TASK DESCRIPTION — Copy the rows below, switching every "legend-dot-icon" to "legend-swatch" and changing nothing else. Leave the pictures out.

──────────────────────────────

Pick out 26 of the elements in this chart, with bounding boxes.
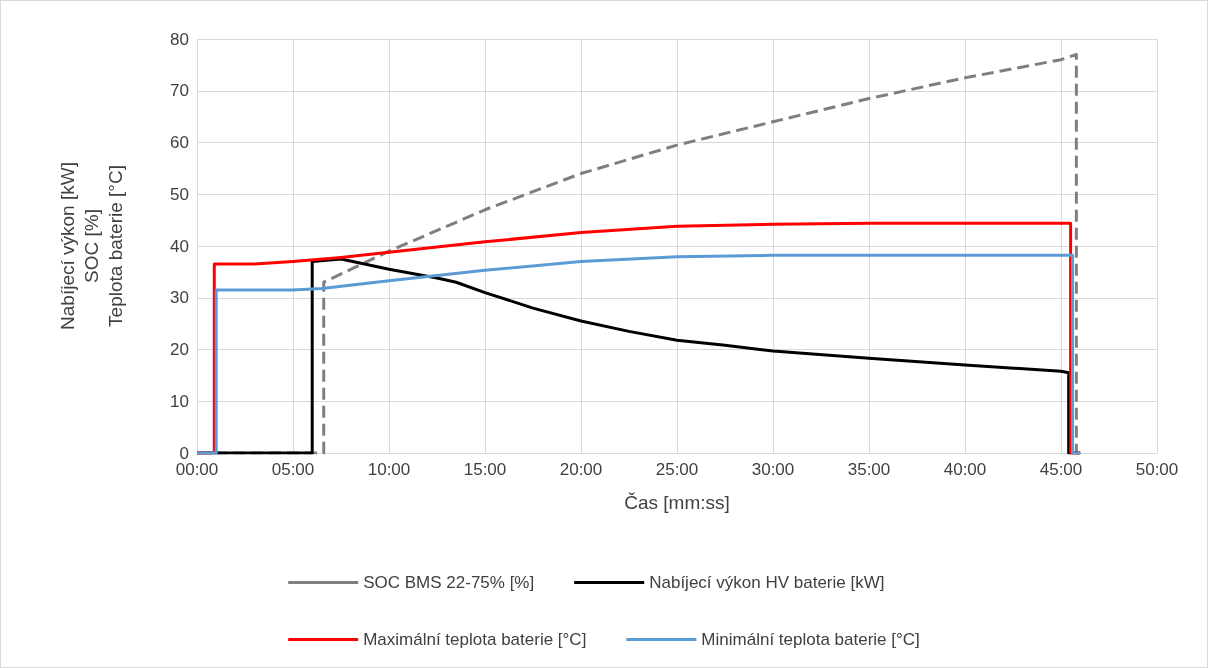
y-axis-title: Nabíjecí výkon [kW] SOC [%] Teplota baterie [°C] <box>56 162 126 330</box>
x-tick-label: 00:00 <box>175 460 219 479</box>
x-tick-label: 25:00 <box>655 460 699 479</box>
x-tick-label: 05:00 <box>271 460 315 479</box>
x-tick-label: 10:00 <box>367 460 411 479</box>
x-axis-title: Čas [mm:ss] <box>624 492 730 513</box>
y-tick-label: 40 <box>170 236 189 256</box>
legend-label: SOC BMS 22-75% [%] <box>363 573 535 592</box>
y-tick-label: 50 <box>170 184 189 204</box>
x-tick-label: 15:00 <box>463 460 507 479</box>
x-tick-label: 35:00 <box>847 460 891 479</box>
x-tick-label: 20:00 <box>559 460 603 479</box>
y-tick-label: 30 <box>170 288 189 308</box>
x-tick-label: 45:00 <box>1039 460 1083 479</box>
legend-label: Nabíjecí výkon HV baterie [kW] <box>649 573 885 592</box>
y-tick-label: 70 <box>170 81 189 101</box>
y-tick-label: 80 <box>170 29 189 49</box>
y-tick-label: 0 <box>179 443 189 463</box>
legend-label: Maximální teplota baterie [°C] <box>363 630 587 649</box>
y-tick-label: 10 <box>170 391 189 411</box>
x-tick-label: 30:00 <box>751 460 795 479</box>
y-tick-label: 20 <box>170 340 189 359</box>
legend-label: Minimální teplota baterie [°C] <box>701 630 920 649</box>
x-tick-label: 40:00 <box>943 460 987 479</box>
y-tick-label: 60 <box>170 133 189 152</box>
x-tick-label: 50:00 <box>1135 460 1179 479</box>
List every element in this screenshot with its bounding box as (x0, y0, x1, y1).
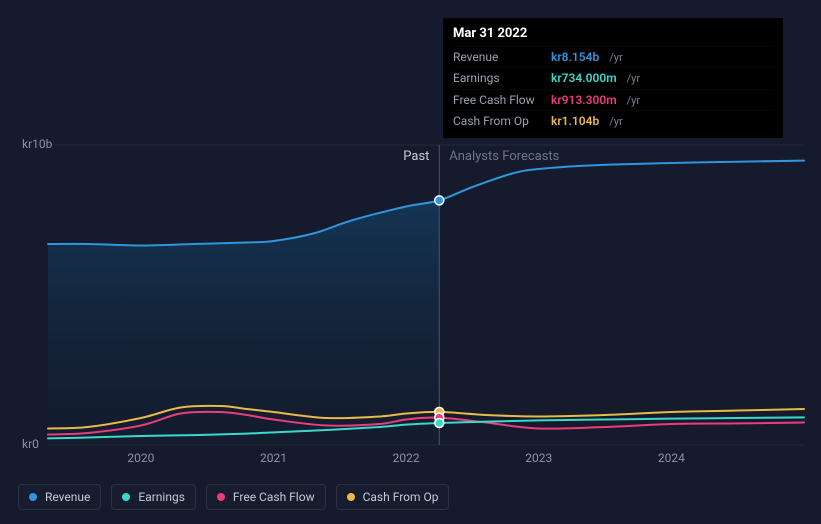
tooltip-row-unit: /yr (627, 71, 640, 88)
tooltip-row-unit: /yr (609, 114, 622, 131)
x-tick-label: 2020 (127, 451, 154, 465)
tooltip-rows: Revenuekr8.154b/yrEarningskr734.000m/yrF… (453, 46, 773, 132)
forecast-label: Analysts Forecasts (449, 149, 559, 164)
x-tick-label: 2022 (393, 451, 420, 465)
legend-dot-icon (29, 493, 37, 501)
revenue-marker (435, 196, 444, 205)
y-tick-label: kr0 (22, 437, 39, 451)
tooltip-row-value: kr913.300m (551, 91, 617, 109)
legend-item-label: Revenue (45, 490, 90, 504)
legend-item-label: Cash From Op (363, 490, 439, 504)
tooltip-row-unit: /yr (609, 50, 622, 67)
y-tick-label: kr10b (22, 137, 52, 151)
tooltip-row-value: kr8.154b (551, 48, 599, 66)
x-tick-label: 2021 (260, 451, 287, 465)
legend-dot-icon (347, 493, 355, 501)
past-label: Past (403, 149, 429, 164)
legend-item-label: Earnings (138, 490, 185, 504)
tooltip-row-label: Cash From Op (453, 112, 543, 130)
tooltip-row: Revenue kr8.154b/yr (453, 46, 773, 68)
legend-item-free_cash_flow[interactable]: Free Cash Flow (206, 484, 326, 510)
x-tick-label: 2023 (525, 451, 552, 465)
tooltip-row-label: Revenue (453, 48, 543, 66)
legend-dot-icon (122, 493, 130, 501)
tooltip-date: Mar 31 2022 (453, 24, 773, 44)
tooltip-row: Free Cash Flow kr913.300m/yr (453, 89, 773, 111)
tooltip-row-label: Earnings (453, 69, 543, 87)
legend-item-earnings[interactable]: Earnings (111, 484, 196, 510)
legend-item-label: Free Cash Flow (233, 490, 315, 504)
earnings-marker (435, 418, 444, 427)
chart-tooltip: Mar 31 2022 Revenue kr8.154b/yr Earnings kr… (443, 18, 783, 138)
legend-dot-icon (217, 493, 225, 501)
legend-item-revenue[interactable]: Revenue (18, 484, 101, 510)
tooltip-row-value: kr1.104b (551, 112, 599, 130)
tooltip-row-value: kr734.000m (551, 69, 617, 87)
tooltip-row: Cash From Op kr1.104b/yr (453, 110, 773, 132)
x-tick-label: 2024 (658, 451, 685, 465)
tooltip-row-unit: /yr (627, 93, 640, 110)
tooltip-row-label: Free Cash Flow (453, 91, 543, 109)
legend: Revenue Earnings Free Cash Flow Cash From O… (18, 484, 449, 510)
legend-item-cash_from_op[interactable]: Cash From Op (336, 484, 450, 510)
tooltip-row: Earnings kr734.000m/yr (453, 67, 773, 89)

──────────────────────────────

SOLUTION FOR THIS PROBLEM —
Pick out 26 of the elements in this chart, with bounding boxes.
y-axis-title: Nabíjecí výkon [kW] SOC [%] Teplota baterie [°C] <box>56 162 126 330</box>
x-tick-label: 00:00 <box>175 460 219 479</box>
x-tick-label: 25:00 <box>655 460 699 479</box>
x-tick-label: 05:00 <box>271 460 315 479</box>
x-tick-label: 10:00 <box>367 460 411 479</box>
x-axis-title: Čas [mm:ss] <box>624 492 730 513</box>
y-tick-label: 40 <box>170 236 189 256</box>
legend-label: SOC BMS 22-75% [%] <box>363 573 535 592</box>
y-tick-label: 50 <box>170 184 189 204</box>
x-tick-label: 15:00 <box>463 460 507 479</box>
x-tick-label: 35:00 <box>847 460 891 479</box>
x-tick-label: 20:00 <box>559 460 603 479</box>
y-tick-label: 30 <box>170 288 189 308</box>
x-tick-label: 45:00 <box>1039 460 1083 479</box>
legend-label: Nabíjecí výkon HV baterie [kW] <box>649 573 885 592</box>
y-tick-label: 70 <box>170 81 189 101</box>
y-tick-label: 80 <box>170 29 189 49</box>
y-tick-label: 0 <box>179 443 189 463</box>
legend-label: Maximální teplota baterie [°C] <box>363 630 587 649</box>
y-tick-label: 10 <box>170 391 189 411</box>
x-tick-label: 30:00 <box>751 460 795 479</box>
y-tick-label: 20 <box>170 340 189 359</box>
legend-label: Minimální teplota baterie [°C] <box>701 630 920 649</box>
x-tick-label: 40:00 <box>943 460 987 479</box>
y-tick-label: 60 <box>170 133 189 152</box>
x-tick-label: 50:00 <box>1135 460 1179 479</box>
List every element in this screenshot with its bounding box as (x0, y0, x1, y1).
tooltip-row-unit: /yr (627, 71, 640, 88)
tooltip-row-unit: /yr (609, 114, 622, 131)
x-tick-label: 2020 (127, 451, 154, 465)
tooltip-rows: Revenuekr8.154b/yrEarningskr734.000m/yrF… (453, 46, 773, 132)
forecast-label: Analysts Forecasts (449, 149, 559, 164)
x-tick-label: 2022 (393, 451, 420, 465)
legend-swatch (29, 493, 37, 501)
revenue-marker (435, 196, 444, 205)
y-tick-label: kr0 (22, 437, 39, 451)
tooltip-row-value: kr913.300m (551, 91, 617, 109)
legend-item-label: Revenue (45, 490, 90, 504)
legend-item-label: Cash From Op (363, 490, 439, 504)
tooltip-row-unit: /yr (609, 50, 622, 67)
y-tick-label: kr10b (22, 137, 52, 151)
tooltip-row-value: kr8.154b (551, 48, 599, 66)
x-tick-label: 2021 (260, 451, 287, 465)
legend-swatch (347, 493, 355, 501)
past-label: Past (403, 149, 429, 164)
legend-item-label: Earnings (138, 490, 185, 504)
tooltip-row-label: Cash From Op (453, 112, 543, 130)
tooltip-row: Revenue kr8.154b/yr (453, 46, 773, 68)
legend-item-free_cash_flow[interactable]: Free Cash Flow (206, 484, 326, 510)
x-tick-label: 2023 (525, 451, 552, 465)
tooltip-row-label: Revenue (453, 48, 543, 66)
legend-swatch (122, 493, 130, 501)
tooltip-date: Mar 31 2022 (453, 24, 773, 44)
tooltip-row: Free Cash Flow kr913.300m/yr (453, 89, 773, 111)
tooltip-row-label: Earnings (453, 69, 543, 87)
legend-item-earnings[interactable]: Earnings (111, 484, 196, 510)
legend-item-label: Free Cash Flow (233, 490, 315, 504)
earnings-marker (435, 418, 444, 427)
chart-tooltip: Mar 31 2022 Revenue kr8.154b/yr Earnings kr… (443, 18, 783, 138)
legend-swatch (217, 493, 225, 501)
legend-item-revenue[interactable]: Revenue (18, 484, 101, 510)
tooltip-row-value: kr1.104b (551, 112, 599, 130)
tooltip-row-value: kr734.000m (551, 69, 617, 87)
tooltip-row: Cash From Op kr1.104b/yr (453, 110, 773, 132)
x-tick-label: 2024 (658, 451, 685, 465)
tooltip-row-unit: /yr (627, 93, 640, 110)
tooltip-row-label: Free Cash Flow (453, 91, 543, 109)
legend: Revenue Earnings Free Cash Flow Cash From O… (18, 484, 449, 510)
legend-item-cash_from_op[interactable]: Cash From Op (336, 484, 450, 510)
tooltip-row: Earnings kr734.000m/yr (453, 67, 773, 89)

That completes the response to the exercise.